> _Extracted data entries_:
-----

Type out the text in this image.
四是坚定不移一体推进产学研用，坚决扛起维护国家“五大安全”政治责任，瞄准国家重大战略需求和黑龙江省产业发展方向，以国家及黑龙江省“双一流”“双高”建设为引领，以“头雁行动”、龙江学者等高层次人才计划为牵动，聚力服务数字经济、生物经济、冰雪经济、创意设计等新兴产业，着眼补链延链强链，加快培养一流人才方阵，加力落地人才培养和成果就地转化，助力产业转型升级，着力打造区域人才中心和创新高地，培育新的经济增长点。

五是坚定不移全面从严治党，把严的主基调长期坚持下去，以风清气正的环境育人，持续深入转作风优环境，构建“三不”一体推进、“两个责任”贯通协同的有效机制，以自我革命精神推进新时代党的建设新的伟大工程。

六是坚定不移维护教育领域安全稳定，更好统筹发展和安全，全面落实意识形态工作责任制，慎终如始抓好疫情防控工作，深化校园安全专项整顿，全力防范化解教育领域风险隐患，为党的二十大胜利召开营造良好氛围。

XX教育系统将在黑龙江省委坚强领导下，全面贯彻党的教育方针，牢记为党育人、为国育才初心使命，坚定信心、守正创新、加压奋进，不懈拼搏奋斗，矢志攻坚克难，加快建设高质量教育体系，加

-----

> _Prompt_:
Output an exact copy of each record.

> _Final answer_:
Type out the text in this image.
四是坚定不移一体推进产学研用，坚决扛起维护国家“五大安全”政治责任，瞄准国家重大战略需求和黑龙江省产业发展方向，以国家及黑龙江省“双一流”“双高”建设为引领，以“头雁行动”、龙江学者等高层次人才计划为牵动，聚力服务数字经济、生物经济、冰雪经济、创意设计等新兴产业，着眼补链延链强链，加快培养一流人才方阵，加力落地人才培养和成果就地转化，助力产业转型升级，着力打造区域人才中心和创新高地，培育新的经济增长点。

五是坚定不移全面从严治党，把严的主基调长期坚持下去，以风清气正的环境育人，持续深入转作风优环境，构建“三不”一体推进、“两个责任”贯通协同的有效机制，以自我革命精神推进新时代党的建设新的伟大工程。

六是坚定不移维护教育领域安全稳定，更好统筹发展和安全，全面落实意识形态工作责任制，慎终如始抓好疫情防控工作，深化校园安全专项整顿，全力防范化解教育领域风险隐患，为党的二十大胜利召开营造良好氛围。

XX教育系统将在黑龙江省委坚强领导下，全面贯彻党的教育方针，牢记为党育人、为国育才初心使命，坚定信心、守正创新、加压奋进，不懈拼搏奋斗，矢志攻坚克难，加快建设高质量教育体系，加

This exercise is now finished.